Estratto della fonte:
Il senso della vita nel movimento
Un lungo percorso verso una meta. Il mondo ci impone il raggiungimento di un fine ultimo nel lavoro ed in ogni altro contesto nel quale l’individuo voglia cimentarsi. Ma questa competizione è anzitutto interiore e talvolta uno svantaggio può consentirci di avere il desiderio di migliorarci e di tagliare per primi un traguardo
Una corriera blu che porta a luoghi tra mare e montagne su strade sterrate. A prenderla di corsa è Mimì, a guidare è Felice, un autista claudicante. Ma a casa non ci sono abbastanza soldi per vivere dignitosamente. Finché Mimì vorrà rincorrere un autobus o gareggiare contro una Fiat Seicento, il padre Nicola non gli farà ostacolo. Alto, corpulento, col suo cappello ed il suo fucile da caccia sottolinea come l’attività sportiva non possa che essere un ostacolo per un giovanissimo. Meglio tante ore di studio per riscattarsi dalla miseria che affligge l’estremo meridione d’Italia alla fine degli anni Cinquanta. A poco servono i discorsi di Felice che intravede il talento di Mimì e si offre di fargli da allenatore: Nicola è irremovibile, in alternativa ad un titolo di studi, suo figlio dovrà lavorare duramente.

Breve quesito: Elenca tutti i nomi propri di persona che compaiono nel brano.

Materiale fornito:
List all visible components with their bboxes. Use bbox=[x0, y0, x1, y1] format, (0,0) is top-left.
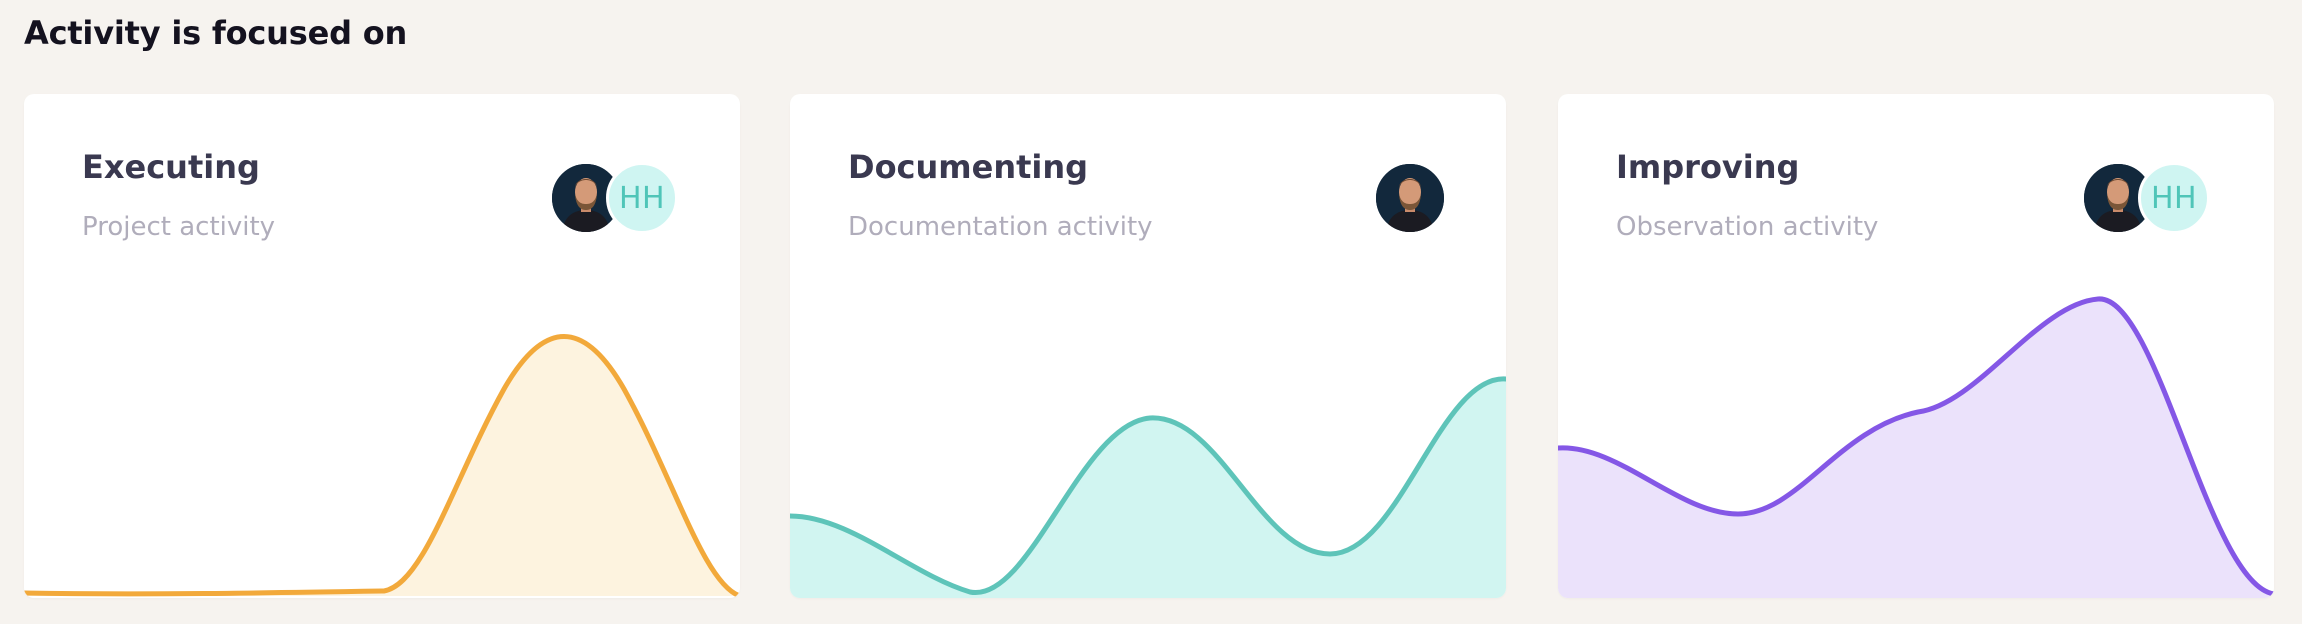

Risposta al quesito: Mimì, Felice, Nicola